- PROBLEM TO WORK ON: Render the following material again verbatim, leaving nothing out.

========

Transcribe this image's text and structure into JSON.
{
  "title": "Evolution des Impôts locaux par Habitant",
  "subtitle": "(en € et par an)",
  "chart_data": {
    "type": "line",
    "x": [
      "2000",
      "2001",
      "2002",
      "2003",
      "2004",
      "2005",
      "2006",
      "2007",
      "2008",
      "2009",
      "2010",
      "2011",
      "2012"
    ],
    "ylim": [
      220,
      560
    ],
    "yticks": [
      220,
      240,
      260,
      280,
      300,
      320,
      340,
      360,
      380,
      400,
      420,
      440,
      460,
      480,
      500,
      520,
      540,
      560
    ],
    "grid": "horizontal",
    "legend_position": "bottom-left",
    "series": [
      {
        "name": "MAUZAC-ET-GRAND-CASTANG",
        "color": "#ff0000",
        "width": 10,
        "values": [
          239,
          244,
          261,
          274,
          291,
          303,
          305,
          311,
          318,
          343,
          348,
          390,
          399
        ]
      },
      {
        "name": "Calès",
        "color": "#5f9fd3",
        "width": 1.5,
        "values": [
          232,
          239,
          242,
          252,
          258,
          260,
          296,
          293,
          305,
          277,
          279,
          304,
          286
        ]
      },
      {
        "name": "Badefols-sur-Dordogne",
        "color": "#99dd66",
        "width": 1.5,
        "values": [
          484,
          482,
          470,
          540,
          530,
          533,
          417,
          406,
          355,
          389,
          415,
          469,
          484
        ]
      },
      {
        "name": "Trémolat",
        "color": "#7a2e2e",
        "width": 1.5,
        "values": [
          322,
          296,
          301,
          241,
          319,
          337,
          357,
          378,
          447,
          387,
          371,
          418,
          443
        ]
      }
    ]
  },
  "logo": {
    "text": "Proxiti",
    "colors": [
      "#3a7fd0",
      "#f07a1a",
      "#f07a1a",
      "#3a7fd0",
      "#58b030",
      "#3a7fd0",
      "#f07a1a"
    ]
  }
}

========

- CORRECT RESPONSE:
Transcribe this image's text and structure into JSON.
{
  "title": "Evolution des Impôts locaux par Habitant",
  "subtitle": "(en € et par an)",
  "chart_data": {
    "type": "line",
    "x": [
      "2000",
      "2001",
      "2002",
      "2003",
      "2004",
      "2005",
      "2006",
      "2007",
      "2008",
      "2009",
      "2010",
      "2011",
      "2012"
    ],
    "ylim": [
      220,
      560
    ],
    "yticks": [
      220,
      240,
      260,
      280,
      300,
      320,
      340,
      360,
      380,
      400,
      420,
      440,
      460,
      480,
      500,
      520,
      540,
      560
    ],
    "grid": "horizontal",
    "legend_position": "bottom-left",
    "series": [
      {
        "name": "MAUZAC-ET-GRAND-CASTANG",
        "color": "#ff0000",
        "width": 10,
        "values": [
          239,
          244,
          261,
          274,
          291,
          303,
          305,
          311,
          318,
          343,
          348,
          390,
          399
        ]
      },
      {
        "name": "Calès",
        "color": "#5f9fd3",
        "width": 1.5,
        "values": [
          232,
          239,
          242,
          252,
          258,
          260,
          296,
          293,
          305,
          277,
          279,
          304,
          286
        ]
      },
      {
        "name": "Badefols-sur-Dordogne",
        "color": "#99dd66",
        "width": 1.5,
        "values": [
          484,
          482,
          470,
          540,
          530,
          533,
          417,
          406,
          355,
          389,
          415,
          469,
          484
        ]
      },
      {
        "name": "Trémolat",
        "color": "#7a2e2e",
        "width": 1.5,
        "values": [
          322,
          296,
          301,
          241,
          319,
          337,
          357,
          378,
          447,
          387,
          371,
          418,
          443
        ]
      }
    ]
  },
  "logo": {
    "text": "Proxiti",
    "colors": [
      "#3a7fd0",
      "#f07a1a",
      "#f07a1a",
      "#3a7fd0",
      "#58b030",
      "#3a7fd0",
      "#f07a1a"
    ]
  }
}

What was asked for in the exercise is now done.